EXERCISE INSTRUCTIONS - The data that follows should be copied out exactly.

RECORDS FOR THE EXERCISE: Begin

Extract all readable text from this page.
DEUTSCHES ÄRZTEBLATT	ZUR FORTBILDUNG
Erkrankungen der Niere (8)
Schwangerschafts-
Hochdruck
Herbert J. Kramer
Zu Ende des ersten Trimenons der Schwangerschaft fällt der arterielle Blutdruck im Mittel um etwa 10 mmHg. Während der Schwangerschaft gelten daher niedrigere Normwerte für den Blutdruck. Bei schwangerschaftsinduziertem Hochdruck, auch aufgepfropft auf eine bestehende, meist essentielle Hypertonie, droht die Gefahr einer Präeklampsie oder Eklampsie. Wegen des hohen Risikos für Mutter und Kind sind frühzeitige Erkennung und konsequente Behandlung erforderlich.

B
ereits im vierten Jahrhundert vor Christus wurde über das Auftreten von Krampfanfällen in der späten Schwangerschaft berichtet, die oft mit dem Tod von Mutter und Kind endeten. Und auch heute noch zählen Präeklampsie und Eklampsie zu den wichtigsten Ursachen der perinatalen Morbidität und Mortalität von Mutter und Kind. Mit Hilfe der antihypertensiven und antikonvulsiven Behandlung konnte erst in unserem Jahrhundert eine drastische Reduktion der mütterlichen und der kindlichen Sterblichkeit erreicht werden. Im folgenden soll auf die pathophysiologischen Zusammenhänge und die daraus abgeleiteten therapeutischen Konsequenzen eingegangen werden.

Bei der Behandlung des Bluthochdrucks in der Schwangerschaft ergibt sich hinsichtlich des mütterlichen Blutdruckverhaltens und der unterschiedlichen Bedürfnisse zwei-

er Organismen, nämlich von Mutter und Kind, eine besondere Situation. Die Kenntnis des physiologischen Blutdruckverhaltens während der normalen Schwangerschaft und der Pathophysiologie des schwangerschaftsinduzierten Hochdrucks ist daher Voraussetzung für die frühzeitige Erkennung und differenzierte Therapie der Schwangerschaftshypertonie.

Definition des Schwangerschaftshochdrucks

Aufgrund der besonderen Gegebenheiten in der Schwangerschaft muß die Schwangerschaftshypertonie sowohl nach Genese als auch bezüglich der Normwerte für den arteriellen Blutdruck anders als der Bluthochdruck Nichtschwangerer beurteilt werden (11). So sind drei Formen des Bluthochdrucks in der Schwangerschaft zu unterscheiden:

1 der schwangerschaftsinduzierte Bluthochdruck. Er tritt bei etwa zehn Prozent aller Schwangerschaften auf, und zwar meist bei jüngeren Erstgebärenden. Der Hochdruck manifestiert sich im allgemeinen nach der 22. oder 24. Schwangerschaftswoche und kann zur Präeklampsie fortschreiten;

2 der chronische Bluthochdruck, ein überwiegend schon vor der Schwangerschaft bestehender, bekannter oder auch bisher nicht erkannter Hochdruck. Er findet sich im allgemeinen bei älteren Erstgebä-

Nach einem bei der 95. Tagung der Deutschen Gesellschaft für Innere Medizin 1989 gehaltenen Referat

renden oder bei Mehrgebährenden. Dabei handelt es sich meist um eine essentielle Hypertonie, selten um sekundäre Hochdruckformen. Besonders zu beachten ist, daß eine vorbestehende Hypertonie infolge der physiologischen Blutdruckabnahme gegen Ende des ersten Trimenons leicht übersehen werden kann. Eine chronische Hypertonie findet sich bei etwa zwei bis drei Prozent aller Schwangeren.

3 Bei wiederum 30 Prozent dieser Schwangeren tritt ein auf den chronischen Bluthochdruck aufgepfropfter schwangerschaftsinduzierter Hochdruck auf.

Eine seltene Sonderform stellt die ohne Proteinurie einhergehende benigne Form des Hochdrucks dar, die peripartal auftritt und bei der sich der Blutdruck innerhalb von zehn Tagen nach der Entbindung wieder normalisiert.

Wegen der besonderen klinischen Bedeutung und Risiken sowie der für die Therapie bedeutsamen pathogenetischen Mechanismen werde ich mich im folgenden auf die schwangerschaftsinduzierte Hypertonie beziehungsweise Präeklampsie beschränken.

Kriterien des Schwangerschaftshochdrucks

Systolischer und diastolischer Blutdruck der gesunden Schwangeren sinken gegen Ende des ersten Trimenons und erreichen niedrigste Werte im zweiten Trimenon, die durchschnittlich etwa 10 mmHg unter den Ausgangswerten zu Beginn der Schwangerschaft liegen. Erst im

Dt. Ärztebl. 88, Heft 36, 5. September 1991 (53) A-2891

RECORDS FOR THE EXERCISE: End

FINAL ANSWER -
Extract all readable text from this page.
DEUTSCHES ÄRZTEBLATT	ZUR FORTBILDUNG
Erkrankungen der Niere (8)
Schwangerschafts-
Hochdruck
Herbert J. Kramer
Zu Ende des ersten Trimenons der Schwangerschaft fällt der arterielle Blutdruck im Mittel um etwa 10 mmHg. Während der Schwangerschaft gelten daher niedrigere Normwerte für den Blutdruck. Bei schwangerschaftsinduziertem Hochdruck, auch aufgepfropft auf eine bestehende, meist essentielle Hypertonie, droht die Gefahr einer Präeklampsie oder Eklampsie. Wegen des hohen Risikos für Mutter und Kind sind frühzeitige Erkennung und konsequente Behandlung erforderlich.

B
ereits im vierten Jahrhundert vor Christus wurde über das Auftreten von Krampfanfällen in der späten Schwangerschaft berichtet, die oft mit dem Tod von Mutter und Kind endeten. Und auch heute noch zählen Präeklampsie und Eklampsie zu den wichtigsten Ursachen der perinatalen Morbidität und Mortalität von Mutter und Kind. Mit Hilfe der antihypertensiven und antikonvulsiven Behandlung konnte erst in unserem Jahrhundert eine drastische Reduktion der mütterlichen und der kindlichen Sterblichkeit erreicht werden. Im folgenden soll auf die pathophysiologischen Zusammenhänge und die daraus abgeleiteten therapeutischen Konsequenzen eingegangen werden.

Bei der Behandlung des Bluthochdrucks in der Schwangerschaft ergibt sich hinsichtlich des mütterlichen Blutdruckverhaltens und der unterschiedlichen Bedürfnisse zwei-

er Organismen, nämlich von Mutter und Kind, eine besondere Situation. Die Kenntnis des physiologischen Blutdruckverhaltens während der normalen Schwangerschaft und der Pathophysiologie des schwangerschaftsinduzierten Hochdrucks ist daher Voraussetzung für die frühzeitige Erkennung und differenzierte Therapie der Schwangerschaftshypertonie.

Definition des Schwangerschaftshochdrucks

Aufgrund der besonderen Gegebenheiten in der Schwangerschaft muß die Schwangerschaftshypertonie sowohl nach Genese als auch bezüglich der Normwerte für den arteriellen Blutdruck anders als der Bluthochdruck Nichtschwangerer beurteilt werden (11). So sind drei Formen des Bluthochdrucks in der Schwangerschaft zu unterscheiden:

1 der schwangerschaftsinduzierte Bluthochdruck. Er tritt bei etwa zehn Prozent aller Schwangerschaften auf, und zwar meist bei jüngeren Erstgebärenden. Der Hochdruck manifestiert sich im allgemeinen nach der 22. oder 24. Schwangerschaftswoche und kann zur Präeklampsie fortschreiten;

2 der chronische Bluthochdruck, ein überwiegend schon vor der Schwangerschaft bestehender, bekannter oder auch bisher nicht erkannter Hochdruck. Er findet sich im allgemeinen bei älteren Erstgebä-

Nach einem bei der 95. Tagung der Deutschen Gesellschaft für Innere Medizin 1989 gehaltenen Referat

renden oder bei Mehrgebährenden. Dabei handelt es sich meist um eine essentielle Hypertonie, selten um sekundäre Hochdruckformen. Besonders zu beachten ist, daß eine vorbestehende Hypertonie infolge der physiologischen Blutdruckabnahme gegen Ende des ersten Trimenons leicht übersehen werden kann. Eine chronische Hypertonie findet sich bei etwa zwei bis drei Prozent aller Schwangeren.

3 Bei wiederum 30 Prozent dieser Schwangeren tritt ein auf den chronischen Bluthochdruck aufgepfropfter schwangerschaftsinduzierter Hochdruck auf.

Eine seltene Sonderform stellt die ohne Proteinurie einhergehende benigne Form des Hochdrucks dar, die peripartal auftritt und bei der sich der Blutdruck innerhalb von zehn Tagen nach der Entbindung wieder normalisiert.

Wegen der besonderen klinischen Bedeutung und Risiken sowie der für die Therapie bedeutsamen pathogenetischen Mechanismen werde ich mich im folgenden auf die schwangerschaftsinduzierte Hypertonie beziehungsweise Präeklampsie beschränken.

Kriterien des Schwangerschaftshochdrucks

Systolischer und diastolischer Blutdruck der gesunden Schwangeren sinken gegen Ende des ersten Trimenons und erreichen niedrigste Werte im zweiten Trimenon, die durchschnittlich etwa 10 mmHg unter den Ausgangswerten zu Beginn der Schwangerschaft liegen. Erst im

Dt. Ärztebl. 88, Heft 36, 5. September 1991 (53) A-2891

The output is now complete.